Data excerpts:

☆ ☆ ☆ ☆ ☆ ☆ ☆

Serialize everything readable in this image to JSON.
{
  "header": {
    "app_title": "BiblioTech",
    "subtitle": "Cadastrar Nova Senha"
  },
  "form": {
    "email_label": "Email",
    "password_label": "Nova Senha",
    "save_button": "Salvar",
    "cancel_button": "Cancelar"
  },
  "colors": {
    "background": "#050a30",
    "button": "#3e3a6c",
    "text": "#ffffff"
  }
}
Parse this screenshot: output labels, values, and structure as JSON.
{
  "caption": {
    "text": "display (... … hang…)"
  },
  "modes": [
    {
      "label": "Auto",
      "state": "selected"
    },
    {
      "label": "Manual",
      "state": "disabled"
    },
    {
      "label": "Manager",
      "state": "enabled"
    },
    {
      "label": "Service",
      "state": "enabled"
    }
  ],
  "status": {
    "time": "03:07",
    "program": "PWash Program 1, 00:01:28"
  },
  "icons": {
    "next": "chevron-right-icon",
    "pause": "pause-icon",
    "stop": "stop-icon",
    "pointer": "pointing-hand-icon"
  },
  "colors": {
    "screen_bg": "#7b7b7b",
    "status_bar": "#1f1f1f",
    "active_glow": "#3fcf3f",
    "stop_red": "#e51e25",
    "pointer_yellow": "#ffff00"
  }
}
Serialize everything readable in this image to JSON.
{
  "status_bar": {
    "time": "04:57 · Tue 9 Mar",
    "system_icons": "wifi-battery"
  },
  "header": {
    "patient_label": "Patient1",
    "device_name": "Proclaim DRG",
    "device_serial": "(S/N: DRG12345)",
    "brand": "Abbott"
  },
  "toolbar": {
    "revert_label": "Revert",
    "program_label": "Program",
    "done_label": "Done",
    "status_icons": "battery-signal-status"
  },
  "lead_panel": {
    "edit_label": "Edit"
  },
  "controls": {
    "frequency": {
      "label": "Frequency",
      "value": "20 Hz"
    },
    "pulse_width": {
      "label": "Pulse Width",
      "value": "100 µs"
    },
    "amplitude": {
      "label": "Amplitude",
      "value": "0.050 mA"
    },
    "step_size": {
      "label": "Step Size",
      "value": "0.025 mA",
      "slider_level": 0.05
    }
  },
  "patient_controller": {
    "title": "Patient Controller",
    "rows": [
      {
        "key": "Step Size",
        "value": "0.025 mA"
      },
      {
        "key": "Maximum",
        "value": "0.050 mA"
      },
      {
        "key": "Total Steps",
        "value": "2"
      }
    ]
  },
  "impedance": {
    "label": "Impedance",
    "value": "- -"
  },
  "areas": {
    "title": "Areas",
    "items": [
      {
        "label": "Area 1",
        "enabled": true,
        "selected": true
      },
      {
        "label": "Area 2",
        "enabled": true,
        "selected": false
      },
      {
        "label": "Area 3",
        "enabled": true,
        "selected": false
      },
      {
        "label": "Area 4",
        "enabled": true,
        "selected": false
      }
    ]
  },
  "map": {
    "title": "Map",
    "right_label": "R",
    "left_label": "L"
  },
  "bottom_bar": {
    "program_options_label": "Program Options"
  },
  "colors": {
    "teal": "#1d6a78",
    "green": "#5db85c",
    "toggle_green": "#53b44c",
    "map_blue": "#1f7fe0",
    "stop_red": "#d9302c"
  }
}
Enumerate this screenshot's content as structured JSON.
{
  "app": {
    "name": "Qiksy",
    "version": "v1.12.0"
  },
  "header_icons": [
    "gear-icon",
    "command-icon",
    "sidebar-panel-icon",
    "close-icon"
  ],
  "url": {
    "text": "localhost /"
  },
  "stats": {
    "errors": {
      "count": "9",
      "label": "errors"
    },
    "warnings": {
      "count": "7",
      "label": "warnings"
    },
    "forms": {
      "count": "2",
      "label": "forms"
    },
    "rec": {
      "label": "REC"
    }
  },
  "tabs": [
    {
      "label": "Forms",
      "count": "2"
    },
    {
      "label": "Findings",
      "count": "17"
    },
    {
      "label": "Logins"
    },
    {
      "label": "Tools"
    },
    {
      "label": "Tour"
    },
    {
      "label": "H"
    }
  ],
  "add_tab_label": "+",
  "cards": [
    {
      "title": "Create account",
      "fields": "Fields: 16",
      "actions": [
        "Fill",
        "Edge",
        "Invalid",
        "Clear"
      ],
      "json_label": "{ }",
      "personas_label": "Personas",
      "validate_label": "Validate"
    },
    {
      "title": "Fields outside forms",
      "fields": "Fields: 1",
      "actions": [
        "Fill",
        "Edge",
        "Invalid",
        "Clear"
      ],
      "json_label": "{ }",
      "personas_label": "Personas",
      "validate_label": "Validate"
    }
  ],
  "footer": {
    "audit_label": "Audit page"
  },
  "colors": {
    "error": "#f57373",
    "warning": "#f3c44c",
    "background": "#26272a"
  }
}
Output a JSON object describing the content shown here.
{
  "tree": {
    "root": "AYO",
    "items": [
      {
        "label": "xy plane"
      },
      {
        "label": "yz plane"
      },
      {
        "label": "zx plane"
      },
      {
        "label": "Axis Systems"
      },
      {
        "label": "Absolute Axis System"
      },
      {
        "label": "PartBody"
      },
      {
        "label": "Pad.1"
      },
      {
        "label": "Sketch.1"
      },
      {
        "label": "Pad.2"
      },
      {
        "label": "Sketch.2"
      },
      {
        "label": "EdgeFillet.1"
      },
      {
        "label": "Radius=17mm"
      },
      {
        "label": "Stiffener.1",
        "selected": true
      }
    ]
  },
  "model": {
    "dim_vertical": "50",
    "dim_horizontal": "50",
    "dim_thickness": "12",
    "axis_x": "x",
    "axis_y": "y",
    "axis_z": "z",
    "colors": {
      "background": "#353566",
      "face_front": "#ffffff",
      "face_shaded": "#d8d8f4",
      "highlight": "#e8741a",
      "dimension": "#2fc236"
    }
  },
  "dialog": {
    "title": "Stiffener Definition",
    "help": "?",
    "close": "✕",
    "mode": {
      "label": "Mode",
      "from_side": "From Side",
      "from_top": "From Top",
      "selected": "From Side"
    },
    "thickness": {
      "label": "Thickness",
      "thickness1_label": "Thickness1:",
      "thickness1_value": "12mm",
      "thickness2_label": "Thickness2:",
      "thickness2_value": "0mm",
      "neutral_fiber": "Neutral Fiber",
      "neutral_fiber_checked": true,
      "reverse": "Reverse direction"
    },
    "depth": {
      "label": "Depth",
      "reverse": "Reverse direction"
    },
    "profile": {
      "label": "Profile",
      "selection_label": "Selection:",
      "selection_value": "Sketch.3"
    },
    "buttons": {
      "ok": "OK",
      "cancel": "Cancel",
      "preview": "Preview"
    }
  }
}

☆ ☆ ☆ ☆ ☆ ☆ ☆

- _Aim of the exercise_:
Reproduce the whole listing word for word.

- _The output_:
Serialize everything readable in this image to JSON.
{
  "header": {
    "app_title": "BiblioTech",
    "subtitle": "Cadastrar Nova Senha"
  },
  "form": {
    "email_label": "Email",
    "password_label": "Nova Senha",
    "save_button": "Salvar",
    "cancel_button": "Cancelar"
  },
  "colors": {
    "background": "#050a30",
    "button": "#3e3a6c",
    "text": "#ffffff"
  }
}
Parse this screenshot: output labels, values, and structure as JSON.
{
  "caption": {
    "text": "display (... … hang…)"
  },
  "modes": [
    {
      "label": "Auto",
      "state": "selected"
    },
    {
      "label": "Manual",
      "state": "disabled"
    },
    {
      "label": "Manager",
      "state": "enabled"
    },
    {
      "label": "Service",
      "state": "enabled"
    }
  ],
  "status": {
    "time": "03:07",
    "program": "PWash Program 1, 00:01:28"
  },
  "icons": {
    "next": "chevron-right-icon",
    "pause": "pause-icon",
    "stop": "stop-icon",
    "pointer": "pointing-hand-icon"
  },
  "colors": {
    "screen_bg": "#7b7b7b",
    "status_bar": "#1f1f1f",
    "active_glow": "#3fcf3f",
    "stop_red": "#e51e25",
    "pointer_yellow": "#ffff00"
  }
}
Serialize everything readable in this image to JSON.
{
  "status_bar": {
    "time": "04:57 · Tue 9 Mar",
    "system_icons": "wifi-battery"
  },
  "header": {
    "patient_label": "Patient1",
    "device_name": "Proclaim DRG",
    "device_serial": "(S/N: DRG12345)",
    "brand": "Abbott"
  },
  "toolbar": {
    "revert_label": "Revert",
    "program_label": "Program",
    "done_label": "Done",
    "status_icons": "battery-signal-status"
  },
  "lead_panel": {
    "edit_label": "Edit"
  },
  "controls": {
    "frequency": {
      "label": "Frequency",
      "value": "20 Hz"
    },
    "pulse_width": {
      "label": "Pulse Width",
      "value": "100 µs"
    },
    "amplitude": {
      "label": "Amplitude",
      "value": "0.050 mA"
    },
    "step_size": {
      "label": "Step Size",
      "value": "0.025 mA",
      "slider_level": 0.05
    }
  },
  "patient_controller": {
    "title": "Patient Controller",
    "rows": [
      {
        "key": "Step Size",
        "value": "0.025 mA"
      },
      {
        "key": "Maximum",
        "value": "0.050 mA"
      },
      {
        "key": "Total Steps",
        "value": "2"
      }
    ]
  },
  "impedance": {
    "label": "Impedance",
    "value": "- -"
  },
  "areas": {
    "title": "Areas",
    "items": [
      {
        "label": "Area 1",
        "enabled": true,
        "selected": true
      },
      {
        "label": "Area 2",
        "enabled": true,
        "selected": false
      },
      {
        "label": "Area 3",
        "enabled": true,
        "selected": false
      },
      {
        "label": "Area 4",
        "enabled": true,
        "selected": false
      }
    ]
  },
  "map": {
    "title": "Map",
    "right_label": "R",
    "left_label": "L"
  },
  "bottom_bar": {
    "program_options_label": "Program Options"
  },
  "colors": {
    "teal": "#1d6a78",
    "green": "#5db85c",
    "toggle_green": "#53b44c",
    "map_blue": "#1f7fe0",
    "stop_red": "#d9302c"
  }
}
Enumerate this screenshot's content as structured JSON.
{
  "app": {
    "name": "Qiksy",
    "version": "v1.12.0"
  },
  "header_icons": [
    "gear-icon",
    "command-icon",
    "sidebar-panel-icon",
    "close-icon"
  ],
  "url": {
    "text": "localhost /"
  },
  "stats": {
    "errors": {
      "count": "9",
      "label": "errors"
    },
    "warnings": {
      "count": "7",
      "label": "warnings"
    },
    "forms": {
      "count": "2",
      "label": "forms"
    },
    "rec": {
      "label": "REC"
    }
  },
  "tabs": [
    {
      "label": "Forms",
      "count": "2"
    },
    {
      "label": "Findings",
      "count": "17"
    },
    {
      "label": "Logins"
    },
    {
      "label": "Tools"
    },
    {
      "label": "Tour"
    },
    {
      "label": "H"
    }
  ],
  "add_tab_label": "+",
  "cards": [
    {
      "title": "Create account",
      "fields": "Fields: 16",
      "actions": [
        "Fill",
        "Edge",
        "Invalid",
        "Clear"
      ],
      "json_label": "{ }",
      "personas_label": "Personas",
      "validate_label": "Validate"
    },
    {
      "title": "Fields outside forms",
      "fields": "Fields: 1",
      "actions": [
        "Fill",
        "Edge",
        "Invalid",
        "Clear"
      ],
      "json_label": "{ }",
      "personas_label": "Personas",
      "validate_label": "Validate"
    }
  ],
  "footer": {
    "audit_label": "Audit page"
  },
  "colors": {
    "error": "#f57373",
    "warning": "#f3c44c",
    "background": "#26272a"
  }
}
Output a JSON object describing the content shown here.
{
  "tree": {
    "root": "AYO",
    "items": [
      {
        "label": "xy plane"
      },
      {
        "label": "yz plane"
      },
      {
        "label": "zx plane"
      },
      {
        "label": "Axis Systems"
      },
      {
        "label": "Absolute Axis System"
      },
      {
        "label": "PartBody"
      },
      {
        "label": "Pad.1"
      },
      {
        "label": "Sketch.1"
      },
      {
        "label": "Pad.2"
      },
      {
        "label": "Sketch.2"
      },
      {
        "label": "EdgeFillet.1"
      },
      {
        "label": "Radius=17mm"
      },
      {
        "label": "Stiffener.1",
        "selected": true
      }
    ]
  },
  "model": {
    "dim_vertical": "50",
    "dim_horizontal": "50",
    "dim_thickness": "12",
    "axis_x": "x",
    "axis_y": "y",
    "axis_z": "z",
    "colors": {
      "background": "#353566",
      "face_front": "#ffffff",
      "face_shaded": "#d8d8f4",
      "highlight": "#e8741a",
      "dimension": "#2fc236"
    }
  },
  "dialog": {
    "title": "Stiffener Definition",
    "help": "?",
    "close": "✕",
    "mode": {
      "label": "Mode",
      "from_side": "From Side",
      "from_top": "From Top",
      "selected": "From Side"
    },
    "thickness": {
      "label": "Thickness",
      "thickness1_label": "Thickness1:",
      "thickness1_value": "12mm",
      "thickness2_label": "Thickness2:",
      "thickness2_value": "0mm",
      "neutral_fiber": "Neutral Fiber",
      "neutral_fiber_checked": true,
      "reverse": "Reverse direction"
    },
    "depth": {
      "label": "Depth",
      "reverse": "Reverse direction"
    },
    "profile": {
      "label": "Profile",
      "selection_label": "Selection:",
      "selection_value": "Sketch.3"
    },
    "buttons": {
      "ok": "OK",
      "cancel": "Cancel",
      "preview": "Preview"
    }
  }
}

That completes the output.